What is needed: Transcribe all of the material below word for word and leave out its pictures.

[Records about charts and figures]
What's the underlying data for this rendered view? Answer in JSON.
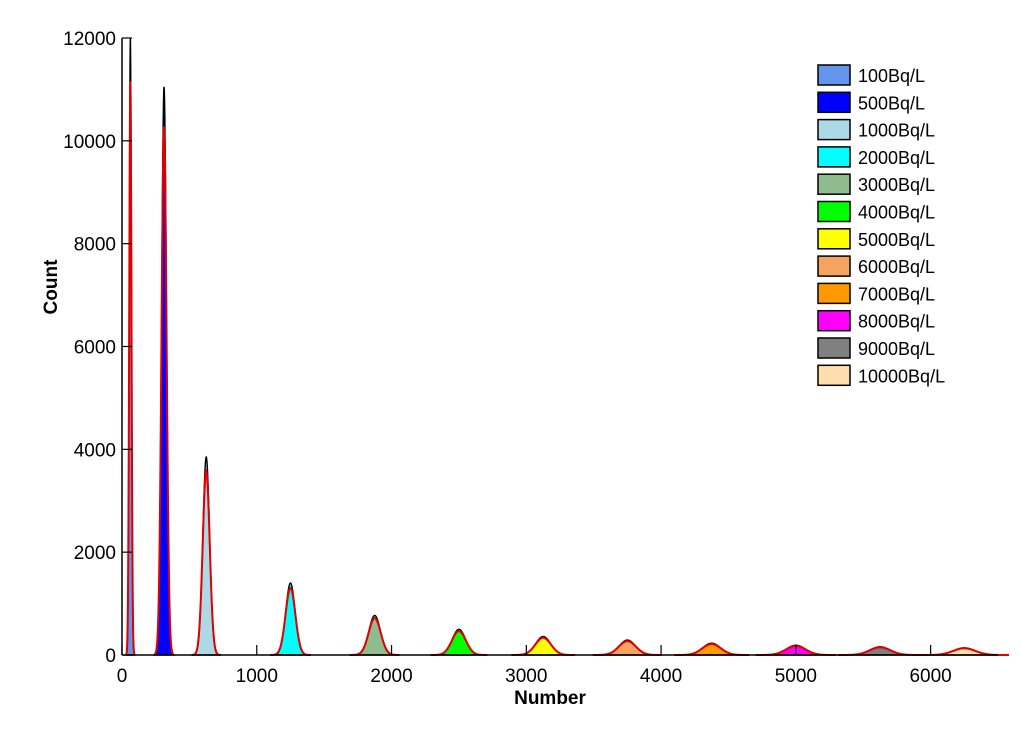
{
  "chart_data": {
    "type": "area",
    "xlabel": "Number",
    "ylabel": "Count",
    "xlim": [
      0,
      6500
    ],
    "ylim": [
      0,
      12000
    ],
    "x_ticks": [
      0,
      1000,
      2000,
      3000,
      4000,
      5000,
      6000
    ],
    "y_ticks": [
      0,
      2000,
      4000,
      6000,
      8000,
      10000,
      12000
    ],
    "grid": false,
    "legend_position": "top-right",
    "fit_line_color": "#e00000",
    "series": [
      {
        "name": "100Bq/L",
        "color": "#6495ed",
        "center": 62,
        "peak": 12000,
        "sigma": 8
      },
      {
        "name": "500Bq/L",
        "color": "#0000ff",
        "center": 312,
        "peak": 11050,
        "sigma": 18
      },
      {
        "name": "1000Bq/L",
        "color": "#add8e6",
        "center": 625,
        "peak": 3850,
        "sigma": 25
      },
      {
        "name": "2000Bq/L",
        "color": "#00ffff",
        "center": 1250,
        "peak": 1400,
        "sigma": 35
      },
      {
        "name": "3000Bq/L",
        "color": "#8fbc8f",
        "center": 1875,
        "peak": 770,
        "sigma": 43
      },
      {
        "name": "4000Bq/L",
        "color": "#00ff00",
        "center": 2500,
        "peak": 500,
        "sigma": 50
      },
      {
        "name": "5000Bq/L",
        "color": "#ffff00",
        "center": 3125,
        "peak": 360,
        "sigma": 56
      },
      {
        "name": "6000Bq/L",
        "color": "#f4a460",
        "center": 3750,
        "peak": 290,
        "sigma": 61
      },
      {
        "name": "7000Bq/L",
        "color": "#ff9900",
        "center": 4375,
        "peak": 230,
        "sigma": 66
      },
      {
        "name": "8000Bq/L",
        "color": "#ff00ff",
        "center": 5000,
        "peak": 190,
        "sigma": 71
      },
      {
        "name": "9000Bq/L",
        "color": "#808080",
        "center": 5625,
        "peak": 160,
        "sigma": 75
      },
      {
        "name": "10000Bq/L",
        "color": "#ffdead",
        "center": 6250,
        "peak": 140,
        "sigma": 79
      }
    ]
  }
}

Written answer:
What's the underlying data for this rendered view? Answer in JSON.
{
  "chart_data": {
    "type": "area",
    "xlabel": "Number",
    "ylabel": "Count",
    "xlim": [
      0,
      6500
    ],
    "ylim": [
      0,
      12000
    ],
    "x_ticks": [
      0,
      1000,
      2000,
      3000,
      4000,
      5000,
      6000
    ],
    "y_ticks": [
      0,
      2000,
      4000,
      6000,
      8000,
      10000,
      12000
    ],
    "grid": false,
    "legend_position": "top-right",
    "fit_line_color": "#e00000",
    "series": [
      {
        "name": "100Bq/L",
        "color": "#6495ed",
        "center": 62,
        "peak": 12000,
        "sigma": 8
      },
      {
        "name": "500Bq/L",
        "color": "#0000ff",
        "center": 312,
        "peak": 11050,
        "sigma": 18
      },
      {
        "name": "1000Bq/L",
        "color": "#add8e6",
        "center": 625,
        "peak": 3850,
        "sigma": 25
      },
      {
        "name": "2000Bq/L",
        "color": "#00ffff",
        "center": 1250,
        "peak": 1400,
        "sigma": 35
      },
      {
        "name": "3000Bq/L",
        "color": "#8fbc8f",
        "center": 1875,
        "peak": 770,
        "sigma": 43
      },
      {
        "name": "4000Bq/L",
        "color": "#00ff00",
        "center": 2500,
        "peak": 500,
        "sigma": 50
      },
      {
        "name": "5000Bq/L",
        "color": "#ffff00",
        "center": 3125,
        "peak": 360,
        "sigma": 56
      },
      {
        "name": "6000Bq/L",
        "color": "#f4a460",
        "center": 3750,
        "peak": 290,
        "sigma": 61
      },
      {
        "name": "7000Bq/L",
        "color": "#ff9900",
        "center": 4375,
        "peak": 230,
        "sigma": 66
      },
      {
        "name": "8000Bq/L",
        "color": "#ff00ff",
        "center": 5000,
        "peak": 190,
        "sigma": 71
      },
      {
        "name": "9000Bq/L",
        "color": "#808080",
        "center": 5625,
        "peak": 160,
        "sigma": 75
      },
      {
        "name": "10000Bq/L",
        "color": "#ffdead",
        "center": 6250,
        "peak": 140,
        "sigma": 79
      }
    ]
  }
}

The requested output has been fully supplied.